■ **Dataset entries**
==*==

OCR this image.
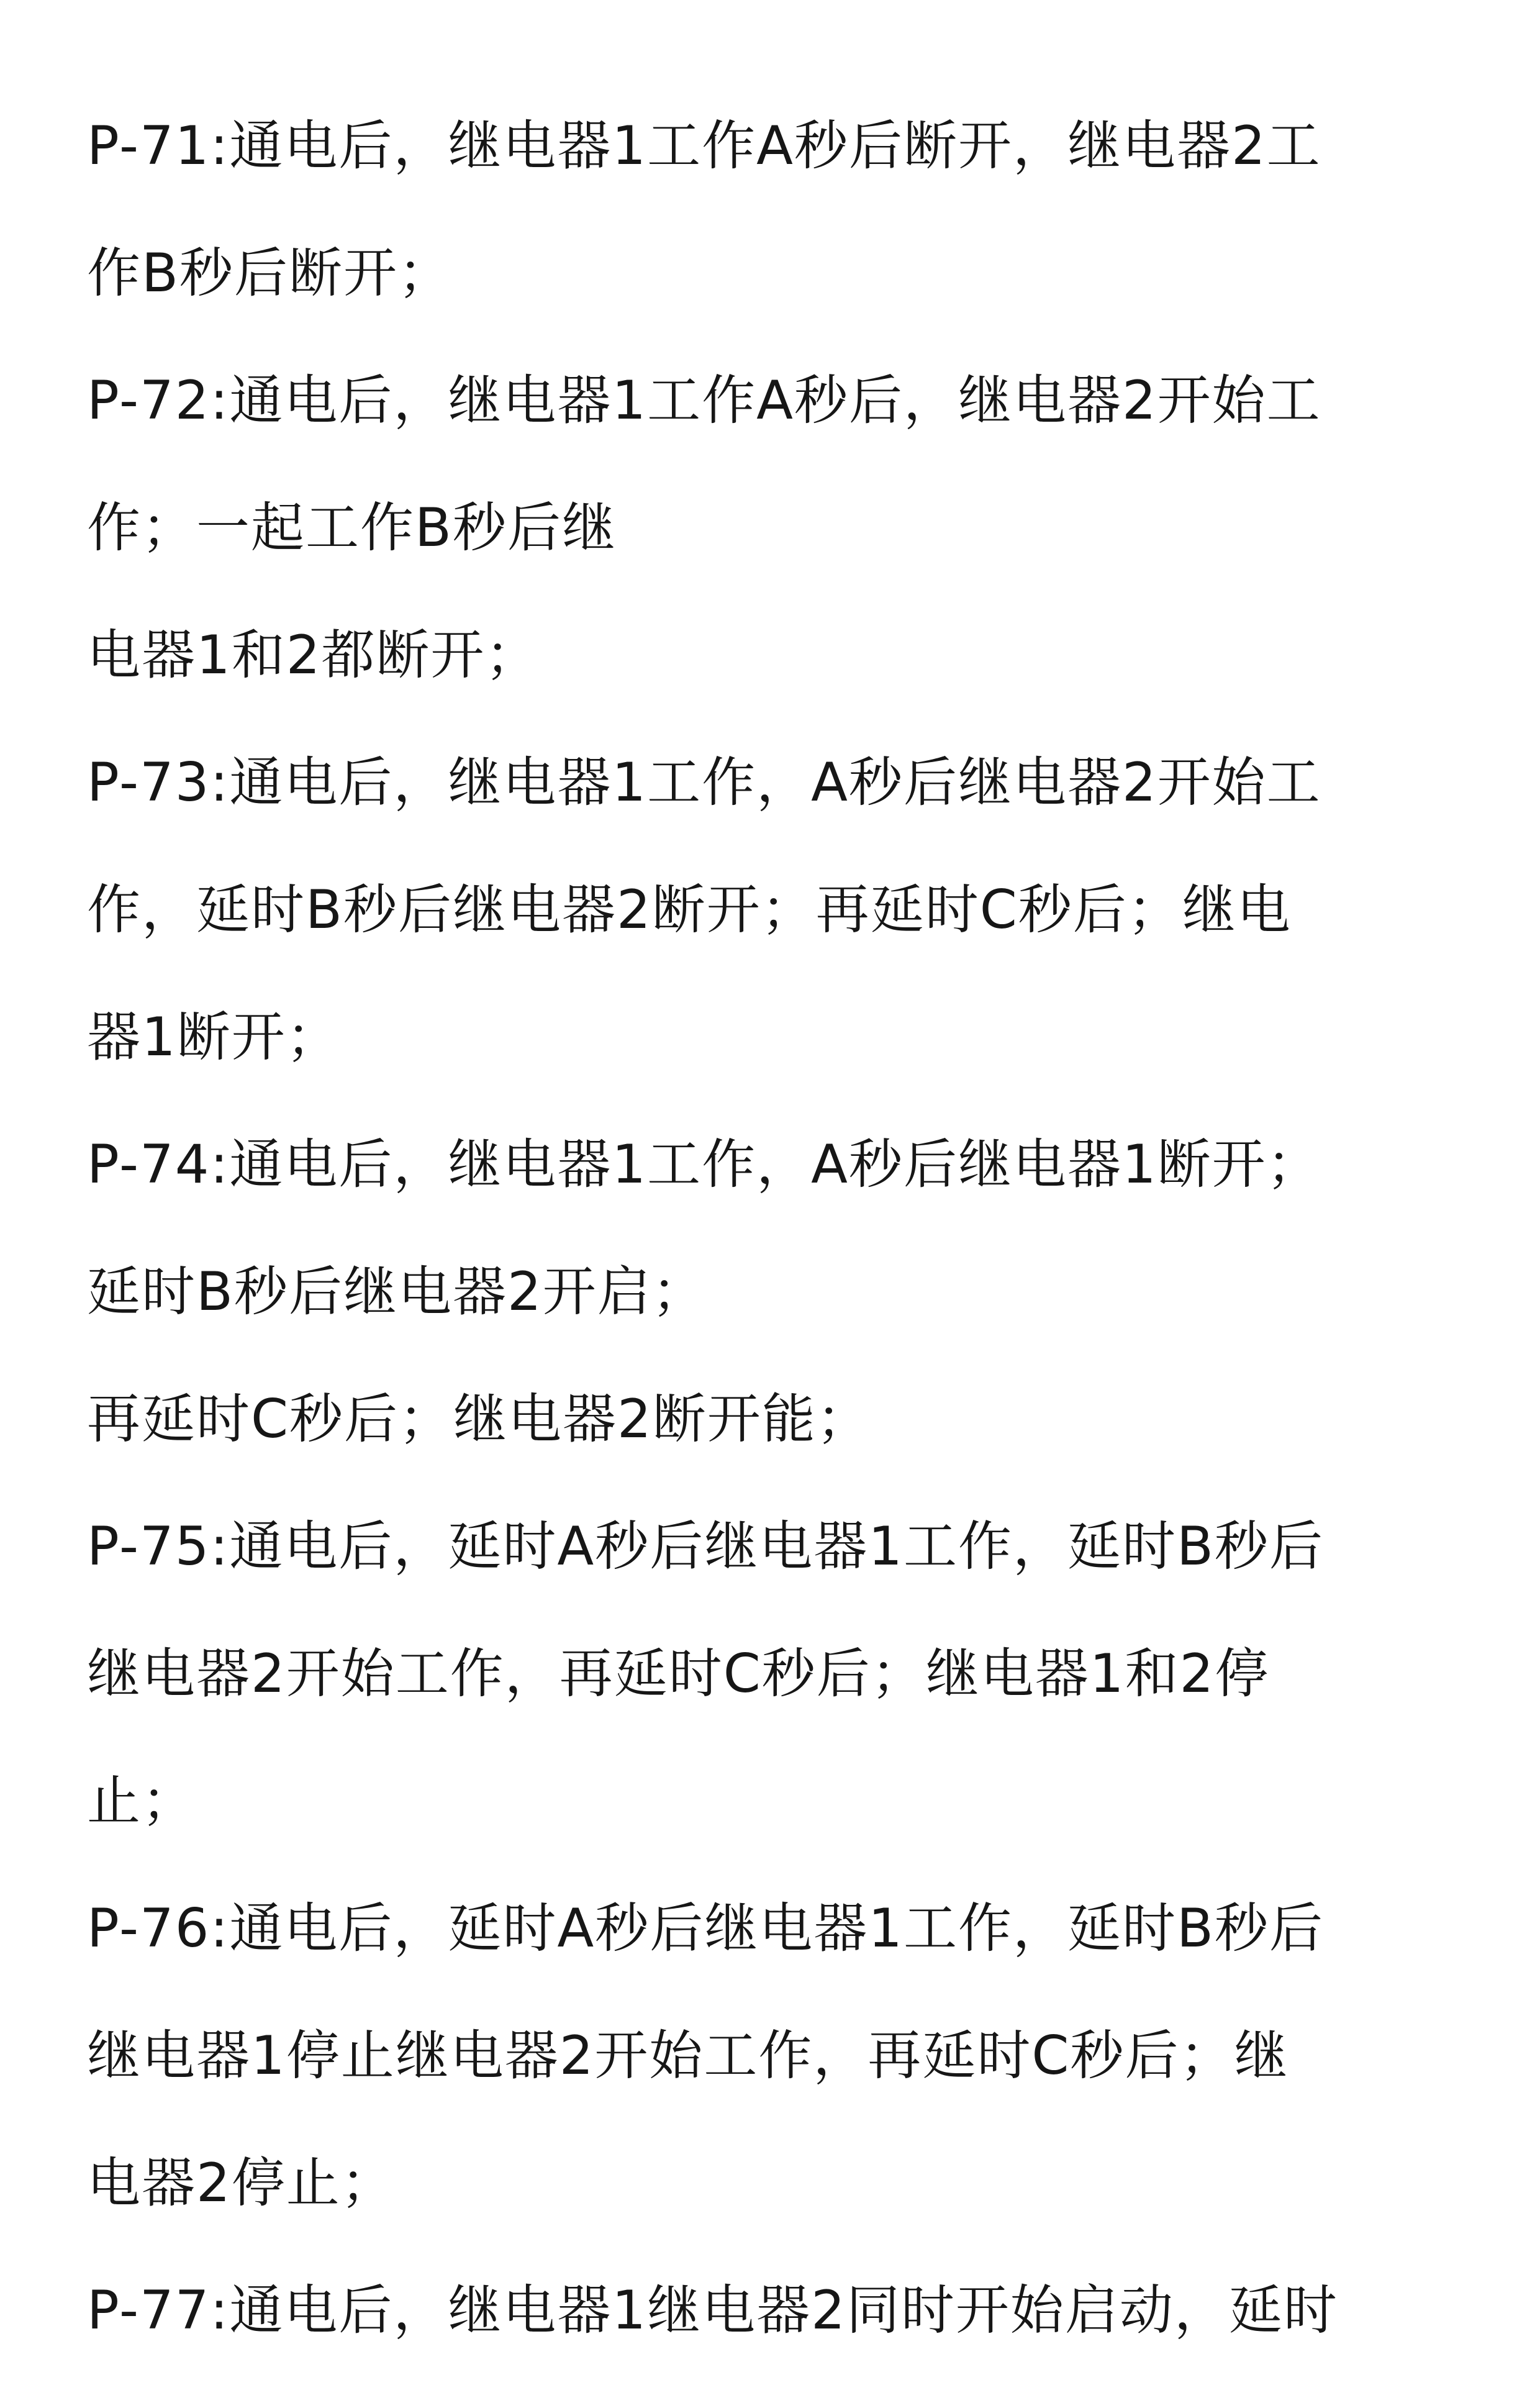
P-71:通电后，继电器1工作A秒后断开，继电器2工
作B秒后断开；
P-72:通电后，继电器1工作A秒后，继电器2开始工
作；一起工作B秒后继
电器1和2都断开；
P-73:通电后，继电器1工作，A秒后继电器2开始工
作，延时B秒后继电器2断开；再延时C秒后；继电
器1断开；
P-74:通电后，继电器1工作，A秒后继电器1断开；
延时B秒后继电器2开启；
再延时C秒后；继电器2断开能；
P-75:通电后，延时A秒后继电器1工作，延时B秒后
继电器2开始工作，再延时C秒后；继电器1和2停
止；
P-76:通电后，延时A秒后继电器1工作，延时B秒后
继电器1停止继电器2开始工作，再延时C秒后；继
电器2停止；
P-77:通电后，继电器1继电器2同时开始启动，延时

==*==

■ **What you should do**
Work out the number of lines in this listing that include the word "再延时C秒后". Reply with that number only.

■ **Written answer**
4